> [Short task]
Quote the data below in full, minus the images.

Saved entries

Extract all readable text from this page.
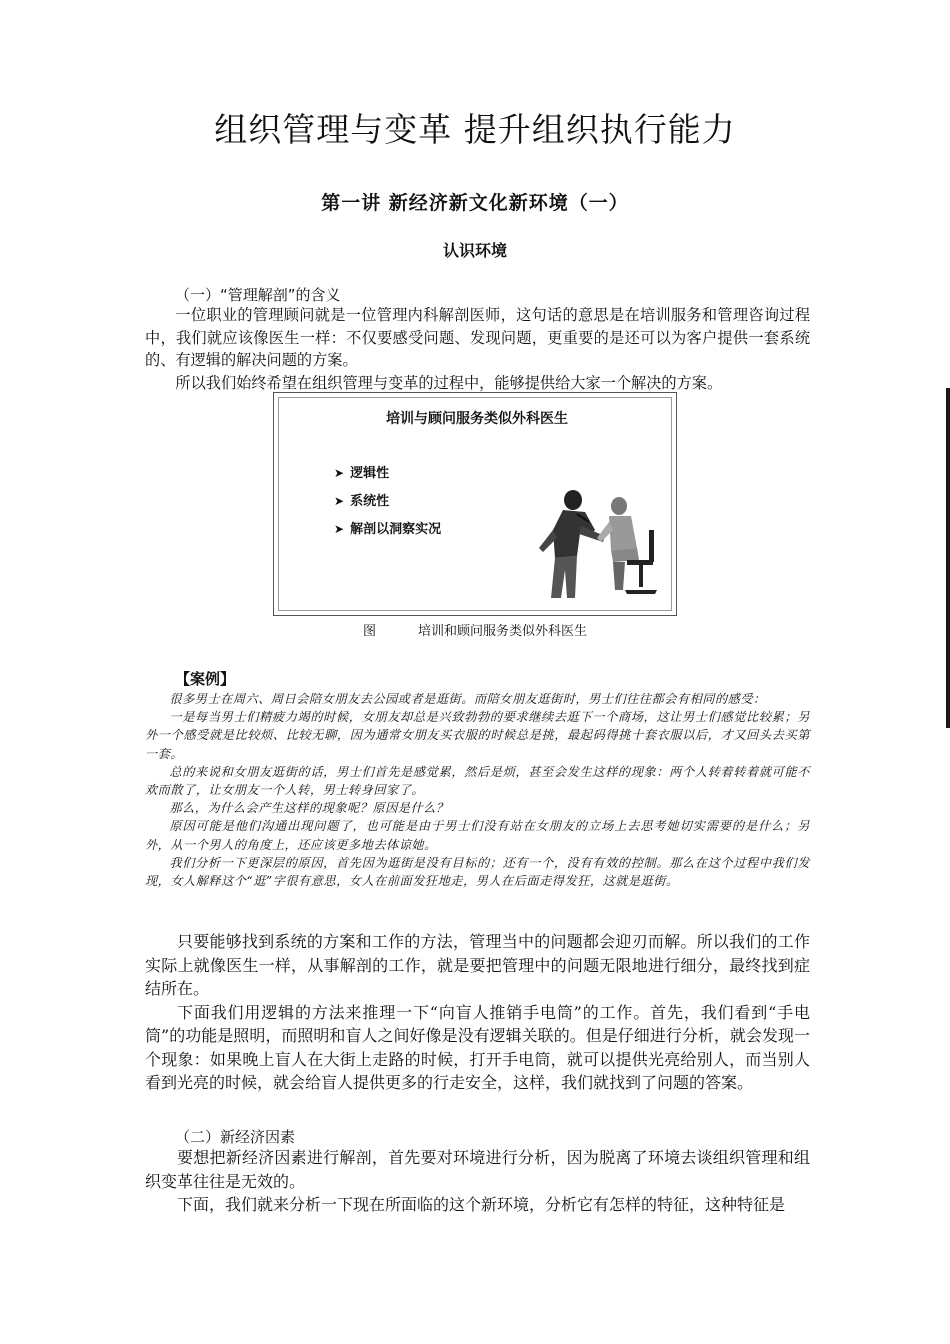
组织管理与变革 提升组织执行能力
第一讲 新经济新文化新环境（一）
认识环境
（一）“管理解剖”的含义

一位职业的管理顾问就是一位管理内科解剖医师，这句话的意思是在培训服务和管理咨询过程中，我们就应该像医生一样：不仅要感受问题、发现问题，更重要的是还可以为客户提供一套系统的、有逻辑的解决问题的方案。

所以我们始终希望在组织管理与变革的过程中，能够提供给大家一个解决的方案。

培训与顾问服务类似外科医生
➤ 逻辑性
➤ 系统性
➤ 解剖以洞察实况
图	培训和顾问服务类似外科医生
【案例】

很多男士在周六、周日会陪女朋友去公园或者是逛街。而陪女朋友逛街时，男士们往往都会有相同的感受：

一是每当男士们精疲力竭的时候，女朋友却总是兴致勃勃的要求继续去逛下一个商场，这让男士们感觉比较累；另外一个感受就是比较烦、比较无聊，因为通常女朋友买衣服的时候总是挑，最起码得挑十套衣服以后，才又回头去买第一套。

总的来说和女朋友逛街的话，男士们首先是感觉累，然后是烦，甚至会发生这样的现象：两个人转着转着就可能不欢而散了，让女朋友一个人转，男士转身回家了。

那么，为什么会产生这样的现象呢？原因是什么？

原因可能是他们沟通出现问题了，也可能是由于男士们没有站在女朋友的立场上去思考她切实需要的是什么；另外，从一个男人的角度上，还应该更多地去体谅她。

我们分析一下更深层的原因，首先因为逛街是没有目标的；还有一个，没有有效的控制。那么在这个过程中我们发现，女人解释这个“逛”字很有意思，女人在前面发狂地走，男人在后面走得发狂，这就是逛街。

只要能够找到系统的方案和工作的方法，管理当中的问题都会迎刃而解。所以我们的工作实际上就像医生一样，从事解剖的工作，就是要把管理中的问题无限地进行细分，最终找到症结所在。

下面我们用逻辑的方法来推理一下“向盲人推销手电筒”的工作。首先，我们看到“手电筒”的功能是照明，而照明和盲人之间好像是没有逻辑关联的。但是仔细进行分析，就会发现一个现象：如果晚上盲人在大街上走路的时候，打开手电筒，就可以提供光亮给别人，而当别人看到光亮的时候，就会给盲人提供更多的行走安全，这样，我们就找到了问题的答案。

（二）新经济因素

要想把新经济因素进行解剖，首先要对环境进行分析，因为脱离了环境去谈组织管理和组织变革往往是无效的。

下面，我们就来分析一下现在所面临的这个新环境，分析它有怎样的特征，这种特征是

> [In response]
Extract all readable text from this page.
组织管理与变革 提升组织执行能力
第一讲 新经济新文化新环境（一）
认识环境
（一）“管理解剖”的含义

一位职业的管理顾问就是一位管理内科解剖医师，这句话的意思是在培训服务和管理咨询过程中，我们就应该像医生一样：不仅要感受问题、发现问题，更重要的是还可以为客户提供一套系统的、有逻辑的解决问题的方案。

所以我们始终希望在组织管理与变革的过程中，能够提供给大家一个解决的方案。

培训与顾问服务类似外科医生
➤ 逻辑性
➤ 系统性
➤ 解剖以洞察实况
图	培训和顾问服务类似外科医生
【案例】

很多男士在周六、周日会陪女朋友去公园或者是逛街。而陪女朋友逛街时，男士们往往都会有相同的感受：

一是每当男士们精疲力竭的时候，女朋友却总是兴致勃勃的要求继续去逛下一个商场，这让男士们感觉比较累；另外一个感受就是比较烦、比较无聊，因为通常女朋友买衣服的时候总是挑，最起码得挑十套衣服以后，才又回头去买第一套。

总的来说和女朋友逛街的话，男士们首先是感觉累，然后是烦，甚至会发生这样的现象：两个人转着转着就可能不欢而散了，让女朋友一个人转，男士转身回家了。

那么，为什么会产生这样的现象呢？原因是什么？

原因可能是他们沟通出现问题了，也可能是由于男士们没有站在女朋友的立场上去思考她切实需要的是什么；另外，从一个男人的角度上，还应该更多地去体谅她。

我们分析一下更深层的原因，首先因为逛街是没有目标的；还有一个，没有有效的控制。那么在这个过程中我们发现，女人解释这个“逛”字很有意思，女人在前面发狂地走，男人在后面走得发狂，这就是逛街。

只要能够找到系统的方案和工作的方法，管理当中的问题都会迎刃而解。所以我们的工作实际上就像医生一样，从事解剖的工作，就是要把管理中的问题无限地进行细分，最终找到症结所在。

下面我们用逻辑的方法来推理一下“向盲人推销手电筒”的工作。首先，我们看到“手电筒”的功能是照明，而照明和盲人之间好像是没有逻辑关联的。但是仔细进行分析，就会发现一个现象：如果晚上盲人在大街上走路的时候，打开手电筒，就可以提供光亮给别人，而当别人看到光亮的时候，就会给盲人提供更多的行走安全，这样，我们就找到了问题的答案。

（二）新经济因素

要想把新经济因素进行解剖，首先要对环境进行分析，因为脱离了环境去谈组织管理和组织变革往往是无效的。

下面，我们就来分析一下现在所面临的这个新环境，分析它有怎样的特征，这种特征是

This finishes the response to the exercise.